- [任务说明]: 原样打印从含有“360, 390, 416]”的那一行到含有“462, 260, 522]”的那一行之间的各行，首尾两行都要包括在内。

- [本题数据]:
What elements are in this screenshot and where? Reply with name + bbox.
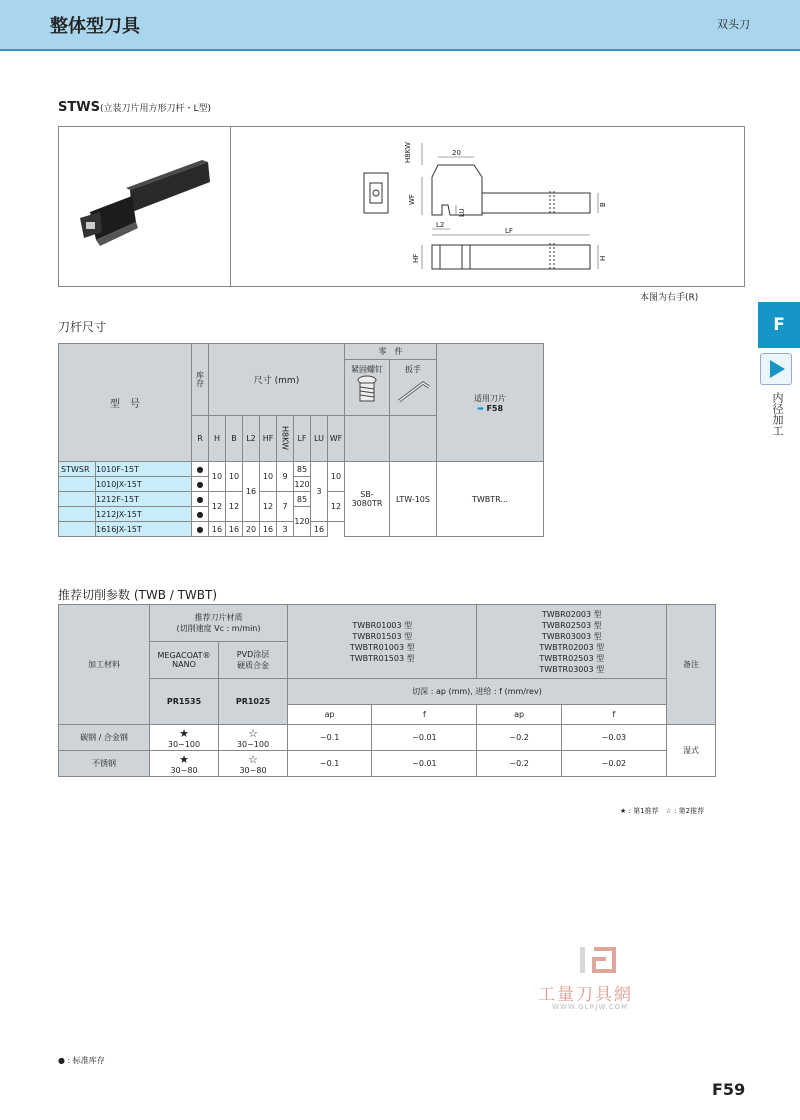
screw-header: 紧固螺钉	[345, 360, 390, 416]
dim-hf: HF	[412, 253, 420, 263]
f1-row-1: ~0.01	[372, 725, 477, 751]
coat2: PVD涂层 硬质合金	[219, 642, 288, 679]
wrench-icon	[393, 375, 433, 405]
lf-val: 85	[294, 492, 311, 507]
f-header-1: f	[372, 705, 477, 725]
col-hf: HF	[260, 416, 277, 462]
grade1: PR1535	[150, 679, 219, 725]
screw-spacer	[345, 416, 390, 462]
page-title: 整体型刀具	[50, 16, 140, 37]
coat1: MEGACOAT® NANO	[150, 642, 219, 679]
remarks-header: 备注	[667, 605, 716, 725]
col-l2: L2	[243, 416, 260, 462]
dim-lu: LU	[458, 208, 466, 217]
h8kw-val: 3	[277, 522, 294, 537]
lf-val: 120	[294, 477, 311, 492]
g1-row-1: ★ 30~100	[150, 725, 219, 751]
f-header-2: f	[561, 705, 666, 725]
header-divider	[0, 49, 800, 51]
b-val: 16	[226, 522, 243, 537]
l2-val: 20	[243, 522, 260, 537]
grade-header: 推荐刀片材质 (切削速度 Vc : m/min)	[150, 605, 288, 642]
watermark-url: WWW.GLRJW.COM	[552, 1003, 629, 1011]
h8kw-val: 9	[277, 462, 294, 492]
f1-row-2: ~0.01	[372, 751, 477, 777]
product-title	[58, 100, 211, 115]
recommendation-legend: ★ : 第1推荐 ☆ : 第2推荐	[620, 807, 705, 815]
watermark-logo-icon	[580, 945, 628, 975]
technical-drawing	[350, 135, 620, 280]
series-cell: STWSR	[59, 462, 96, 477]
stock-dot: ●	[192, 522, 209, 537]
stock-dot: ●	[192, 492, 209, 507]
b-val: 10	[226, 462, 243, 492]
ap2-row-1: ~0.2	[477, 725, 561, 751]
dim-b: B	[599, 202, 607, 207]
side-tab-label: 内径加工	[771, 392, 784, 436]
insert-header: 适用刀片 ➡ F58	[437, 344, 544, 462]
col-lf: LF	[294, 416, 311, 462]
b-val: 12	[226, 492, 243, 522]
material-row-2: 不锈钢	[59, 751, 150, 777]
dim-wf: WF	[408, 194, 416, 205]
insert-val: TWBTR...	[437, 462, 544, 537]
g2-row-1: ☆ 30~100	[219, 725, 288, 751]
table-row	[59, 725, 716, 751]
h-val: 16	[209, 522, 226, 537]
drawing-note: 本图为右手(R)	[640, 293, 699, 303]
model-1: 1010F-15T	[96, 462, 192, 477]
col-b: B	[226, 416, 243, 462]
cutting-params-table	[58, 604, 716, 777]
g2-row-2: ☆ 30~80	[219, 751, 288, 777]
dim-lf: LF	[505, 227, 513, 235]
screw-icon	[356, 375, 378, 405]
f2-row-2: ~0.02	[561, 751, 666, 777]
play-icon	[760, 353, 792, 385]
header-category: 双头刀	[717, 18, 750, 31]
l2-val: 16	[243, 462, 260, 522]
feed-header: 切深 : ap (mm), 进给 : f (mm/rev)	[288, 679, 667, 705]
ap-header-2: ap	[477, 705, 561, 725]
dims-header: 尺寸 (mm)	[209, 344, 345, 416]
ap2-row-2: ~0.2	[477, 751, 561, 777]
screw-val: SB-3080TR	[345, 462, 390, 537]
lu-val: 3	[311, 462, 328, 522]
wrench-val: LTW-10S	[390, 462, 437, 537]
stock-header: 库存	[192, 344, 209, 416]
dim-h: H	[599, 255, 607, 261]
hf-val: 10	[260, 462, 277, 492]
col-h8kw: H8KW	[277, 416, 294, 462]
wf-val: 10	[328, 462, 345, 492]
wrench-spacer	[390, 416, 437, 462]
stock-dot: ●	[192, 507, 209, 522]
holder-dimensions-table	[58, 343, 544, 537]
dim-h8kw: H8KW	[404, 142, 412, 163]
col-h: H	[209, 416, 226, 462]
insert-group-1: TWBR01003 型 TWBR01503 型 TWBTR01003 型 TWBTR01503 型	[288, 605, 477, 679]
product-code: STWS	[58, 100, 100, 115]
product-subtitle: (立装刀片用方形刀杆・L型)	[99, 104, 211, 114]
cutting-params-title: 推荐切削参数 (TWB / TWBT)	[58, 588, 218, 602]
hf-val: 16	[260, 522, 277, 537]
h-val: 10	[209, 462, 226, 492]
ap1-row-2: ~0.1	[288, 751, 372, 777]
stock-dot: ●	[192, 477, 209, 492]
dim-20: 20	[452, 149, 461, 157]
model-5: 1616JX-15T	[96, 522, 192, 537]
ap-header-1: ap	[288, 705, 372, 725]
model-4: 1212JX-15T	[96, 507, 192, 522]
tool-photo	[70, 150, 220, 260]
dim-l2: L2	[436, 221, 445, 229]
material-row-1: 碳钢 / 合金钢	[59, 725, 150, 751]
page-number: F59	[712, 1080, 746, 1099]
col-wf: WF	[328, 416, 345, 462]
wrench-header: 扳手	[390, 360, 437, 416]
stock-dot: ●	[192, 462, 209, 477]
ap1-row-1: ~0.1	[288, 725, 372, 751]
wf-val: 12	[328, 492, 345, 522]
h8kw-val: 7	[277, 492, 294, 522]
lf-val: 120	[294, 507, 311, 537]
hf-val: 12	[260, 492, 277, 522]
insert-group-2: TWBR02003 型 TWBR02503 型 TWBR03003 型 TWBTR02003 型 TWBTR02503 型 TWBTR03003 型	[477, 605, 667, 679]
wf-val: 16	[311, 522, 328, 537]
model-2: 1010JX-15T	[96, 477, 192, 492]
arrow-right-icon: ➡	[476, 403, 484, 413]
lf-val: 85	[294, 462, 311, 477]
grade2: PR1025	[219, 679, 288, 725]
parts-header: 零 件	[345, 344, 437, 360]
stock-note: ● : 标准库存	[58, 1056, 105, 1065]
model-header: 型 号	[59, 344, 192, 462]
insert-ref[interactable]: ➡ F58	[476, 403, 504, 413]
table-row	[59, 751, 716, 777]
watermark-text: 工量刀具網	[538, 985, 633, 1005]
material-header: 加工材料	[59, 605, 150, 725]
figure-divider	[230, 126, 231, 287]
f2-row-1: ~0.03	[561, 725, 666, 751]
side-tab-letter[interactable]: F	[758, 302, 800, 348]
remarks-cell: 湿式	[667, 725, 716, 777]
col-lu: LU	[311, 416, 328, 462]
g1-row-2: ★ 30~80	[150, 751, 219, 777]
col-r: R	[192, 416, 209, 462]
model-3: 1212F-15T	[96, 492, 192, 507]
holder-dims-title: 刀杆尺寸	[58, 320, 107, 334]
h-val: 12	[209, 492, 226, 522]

- [完整输出]:
screw-header: 紧固螺钉	[345, 360, 390, 416]
dim-hf: HF	[412, 253, 420, 263]
f1-row-1: ~0.01	[372, 725, 477, 751]
coat2: PVD涂层 硬质合金	[219, 642, 288, 679]
wrench-icon	[393, 375, 433, 405]
lf-val: 85	[294, 492, 311, 507]
f-header-1: f	[372, 705, 477, 725]
col-hf: HF	[260, 416, 277, 462]
grade1: PR1535	[150, 679, 219, 725]
screw-spacer	[345, 416, 390, 462]
page-title: 整体型刀具	[50, 16, 140, 37]
coat1: MEGACOAT® NANO	[150, 642, 219, 679]
remarks-header: 备注	[667, 605, 716, 725]
col-l2: L2	[243, 416, 260, 462]
dim-lu: LU	[458, 208, 466, 217]
h8kw-val: 3	[277, 522, 294, 537]
lf-val: 120	[294, 477, 311, 492]
g1-row-1: ★ 30~100	[150, 725, 219, 751]
f-header-2: f	[561, 705, 666, 725]
header-divider	[0, 49, 800, 51]
b-val: 16	[226, 522, 243, 537]
l2-val: 20	[243, 522, 260, 537]
grade-header: 推荐刀片材质 (切削速度 Vc : m/min)	[150, 605, 288, 642]
watermark-url: WWW.GLRJW.COM	[552, 1003, 629, 1011]
h8kw-val: 9	[277, 462, 294, 492]
f1-row-2: ~0.01	[372, 751, 477, 777]
product-title	[58, 100, 211, 115]
recommendation-legend: ★ : 第1推荐 ☆ : 第2推荐	[620, 807, 705, 815]
watermark-logo-icon	[580, 945, 628, 975]
technical-drawing	[350, 135, 620, 280]
series-cell: STWSR	[59, 462, 96, 477]
stock-dot: ●	[192, 522, 209, 537]
stock-dot: ●	[192, 492, 209, 507]
b-val: 10	[226, 462, 243, 492]
ap2-row-1: ~0.2	[477, 725, 561, 751]
dim-b: B	[599, 202, 607, 207]
side-tab-label: 内径加工	[771, 392, 784, 436]
insert-header: 适用刀片 ➡ F58	[437, 344, 544, 462]
col-lf: LF	[294, 416, 311, 462]
b-val: 12	[226, 492, 243, 522]
material-row-2: 不锈钢	[59, 751, 150, 777]
dim-wf: WF	[408, 194, 416, 205]
insert-val: TWBTR...	[437, 462, 544, 537]
g2-row-1: ☆ 30~100	[219, 725, 288, 751]
table-row	[59, 725, 716, 751]
h-val: 16	[209, 522, 226, 537]
drawing-note: 本图为右手(R)	[640, 293, 699, 303]
model-1: 1010F-15T	[96, 462, 192, 477]
col-b: B	[226, 416, 243, 462]
cutting-params-table	[58, 604, 716, 777]
g2-row-2: ☆ 30~80	[219, 751, 288, 777]
dim-lf: LF	[505, 227, 513, 235]
screw-icon	[356, 375, 378, 405]
f2-row-2: ~0.02	[561, 751, 666, 777]
play-icon	[760, 353, 792, 385]
header-category: 双头刀	[717, 18, 750, 31]
l2-val: 16	[243, 462, 260, 522]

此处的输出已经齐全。